Items listed in a dataset:
+ + + + +
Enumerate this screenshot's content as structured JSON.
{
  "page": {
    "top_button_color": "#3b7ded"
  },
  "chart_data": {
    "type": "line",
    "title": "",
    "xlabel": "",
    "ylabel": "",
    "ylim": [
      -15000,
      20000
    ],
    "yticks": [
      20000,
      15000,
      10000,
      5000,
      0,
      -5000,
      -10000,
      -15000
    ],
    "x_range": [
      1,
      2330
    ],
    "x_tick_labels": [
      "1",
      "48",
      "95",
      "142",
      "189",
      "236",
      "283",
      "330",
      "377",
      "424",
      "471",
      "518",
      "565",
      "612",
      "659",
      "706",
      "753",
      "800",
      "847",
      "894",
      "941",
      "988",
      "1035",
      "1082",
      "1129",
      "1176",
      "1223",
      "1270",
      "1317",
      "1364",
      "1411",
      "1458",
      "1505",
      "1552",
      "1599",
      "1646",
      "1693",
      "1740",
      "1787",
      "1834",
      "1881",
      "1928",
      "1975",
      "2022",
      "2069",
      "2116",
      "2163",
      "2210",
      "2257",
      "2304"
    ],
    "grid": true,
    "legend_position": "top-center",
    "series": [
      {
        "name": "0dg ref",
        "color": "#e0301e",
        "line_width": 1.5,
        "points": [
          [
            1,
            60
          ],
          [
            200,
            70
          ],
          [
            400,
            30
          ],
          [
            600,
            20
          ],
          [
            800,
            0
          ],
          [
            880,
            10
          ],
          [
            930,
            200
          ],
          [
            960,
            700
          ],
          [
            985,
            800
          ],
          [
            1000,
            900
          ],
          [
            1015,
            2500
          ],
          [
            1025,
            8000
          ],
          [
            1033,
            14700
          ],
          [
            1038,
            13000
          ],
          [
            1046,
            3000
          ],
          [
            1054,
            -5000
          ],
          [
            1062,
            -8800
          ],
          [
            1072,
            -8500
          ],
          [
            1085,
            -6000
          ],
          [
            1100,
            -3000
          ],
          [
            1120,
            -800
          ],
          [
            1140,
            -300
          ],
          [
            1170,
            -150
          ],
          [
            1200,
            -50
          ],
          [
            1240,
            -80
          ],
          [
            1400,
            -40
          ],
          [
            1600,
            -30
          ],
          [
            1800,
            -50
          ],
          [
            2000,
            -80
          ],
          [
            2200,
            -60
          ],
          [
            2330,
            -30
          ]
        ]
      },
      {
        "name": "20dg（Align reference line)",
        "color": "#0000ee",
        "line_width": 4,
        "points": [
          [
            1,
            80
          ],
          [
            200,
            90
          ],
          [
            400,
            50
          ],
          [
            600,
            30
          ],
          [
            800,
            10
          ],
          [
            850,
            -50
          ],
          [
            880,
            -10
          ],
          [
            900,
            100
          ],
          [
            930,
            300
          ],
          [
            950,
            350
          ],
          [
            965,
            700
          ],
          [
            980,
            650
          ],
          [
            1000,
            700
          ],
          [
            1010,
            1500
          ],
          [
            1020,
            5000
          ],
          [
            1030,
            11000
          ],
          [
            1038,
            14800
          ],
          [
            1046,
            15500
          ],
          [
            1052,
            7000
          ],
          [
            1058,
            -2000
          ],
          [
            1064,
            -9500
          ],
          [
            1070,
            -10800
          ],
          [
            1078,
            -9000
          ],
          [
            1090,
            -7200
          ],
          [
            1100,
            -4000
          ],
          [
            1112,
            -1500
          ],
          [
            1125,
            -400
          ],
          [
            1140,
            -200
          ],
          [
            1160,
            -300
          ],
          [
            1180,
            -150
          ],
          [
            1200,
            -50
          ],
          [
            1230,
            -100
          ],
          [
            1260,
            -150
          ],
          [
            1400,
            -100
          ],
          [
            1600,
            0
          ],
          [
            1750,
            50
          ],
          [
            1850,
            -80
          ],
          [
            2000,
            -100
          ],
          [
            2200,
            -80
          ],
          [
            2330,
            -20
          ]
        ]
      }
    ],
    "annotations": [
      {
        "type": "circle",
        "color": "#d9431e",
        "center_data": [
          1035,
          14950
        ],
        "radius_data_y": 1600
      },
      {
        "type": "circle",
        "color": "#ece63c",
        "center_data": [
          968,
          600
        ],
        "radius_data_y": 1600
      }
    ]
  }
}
+ + + + +
Set all of the entries down again, exactly as they were given.

Exercise response:
Enumerate this screenshot's content as structured JSON.
{
  "page": {
    "top_button_color": "#3b7ded"
  },
  "chart_data": {
    "type": "line",
    "title": "",
    "xlabel": "",
    "ylabel": "",
    "ylim": [
      -15000,
      20000
    ],
    "yticks": [
      20000,
      15000,
      10000,
      5000,
      0,
      -5000,
      -10000,
      -15000
    ],
    "x_range": [
      1,
      2330
    ],
    "x_tick_labels": [
      "1",
      "48",
      "95",
      "142",
      "189",
      "236",
      "283",
      "330",
      "377",
      "424",
      "471",
      "518",
      "565",
      "612",
      "659",
      "706",
      "753",
      "800",
      "847",
      "894",
      "941",
      "988",
      "1035",
      "1082",
      "1129",
      "1176",
      "1223",
      "1270",
      "1317",
      "1364",
      "1411",
      "1458",
      "1505",
      "1552",
      "1599",
      "1646",
      "1693",
      "1740",
      "1787",
      "1834",
      "1881",
      "1928",
      "1975",
      "2022",
      "2069",
      "2116",
      "2163",
      "2210",
      "2257",
      "2304"
    ],
    "grid": true,
    "legend_position": "top-center",
    "series": [
      {
        "name": "0dg ref",
        "color": "#e0301e",
        "line_width": 1.5,
        "points": [
          [
            1,
            60
          ],
          [
            200,
            70
          ],
          [
            400,
            30
          ],
          [
            600,
            20
          ],
          [
            800,
            0
          ],
          [
            880,
            10
          ],
          [
            930,
            200
          ],
          [
            960,
            700
          ],
          [
            985,
            800
          ],
          [
            1000,
            900
          ],
          [
            1015,
            2500
          ],
          [
            1025,
            8000
          ],
          [
            1033,
            14700
          ],
          [
            1038,
            13000
          ],
          [
            1046,
            3000
          ],
          [
            1054,
            -5000
          ],
          [
            1062,
            -8800
          ],
          [
            1072,
            -8500
          ],
          [
            1085,
            -6000
          ],
          [
            1100,
            -3000
          ],
          [
            1120,
            -800
          ],
          [
            1140,
            -300
          ],
          [
            1170,
            -150
          ],
          [
            1200,
            -50
          ],
          [
            1240,
            -80
          ],
          [
            1400,
            -40
          ],
          [
            1600,
            -30
          ],
          [
            1800,
            -50
          ],
          [
            2000,
            -80
          ],
          [
            2200,
            -60
          ],
          [
            2330,
            -30
          ]
        ]
      },
      {
        "name": "20dg（Align reference line)",
        "color": "#0000ee",
        "line_width": 4,
        "points": [
          [
            1,
            80
          ],
          [
            200,
            90
          ],
          [
            400,
            50
          ],
          [
            600,
            30
          ],
          [
            800,
            10
          ],
          [
            850,
            -50
          ],
          [
            880,
            -10
          ],
          [
            900,
            100
          ],
          [
            930,
            300
          ],
          [
            950,
            350
          ],
          [
            965,
            700
          ],
          [
            980,
            650
          ],
          [
            1000,
            700
          ],
          [
            1010,
            1500
          ],
          [
            1020,
            5000
          ],
          [
            1030,
            11000
          ],
          [
            1038,
            14800
          ],
          [
            1046,
            15500
          ],
          [
            1052,
            7000
          ],
          [
            1058,
            -2000
          ],
          [
            1064,
            -9500
          ],
          [
            1070,
            -10800
          ],
          [
            1078,
            -9000
          ],
          [
            1090,
            -7200
          ],
          [
            1100,
            -4000
          ],
          [
            1112,
            -1500
          ],
          [
            1125,
            -400
          ],
          [
            1140,
            -200
          ],
          [
            1160,
            -300
          ],
          [
            1180,
            -150
          ],
          [
            1200,
            -50
          ],
          [
            1230,
            -100
          ],
          [
            1260,
            -150
          ],
          [
            1400,
            -100
          ],
          [
            1600,
            0
          ],
          [
            1750,
            50
          ],
          [
            1850,
            -80
          ],
          [
            2000,
            -100
          ],
          [
            2200,
            -80
          ],
          [
            2330,
            -20
          ]
        ]
      }
    ],
    "annotations": [
      {
        "type": "circle",
        "color": "#d9431e",
        "center_data": [
          1035,
          14950
        ],
        "radius_data_y": 1600
      },
      {
        "type": "circle",
        "color": "#ece63c",
        "center_data": [
          968,
          600
        ],
        "radius_data_y": 1600
      }
    ]
  }
}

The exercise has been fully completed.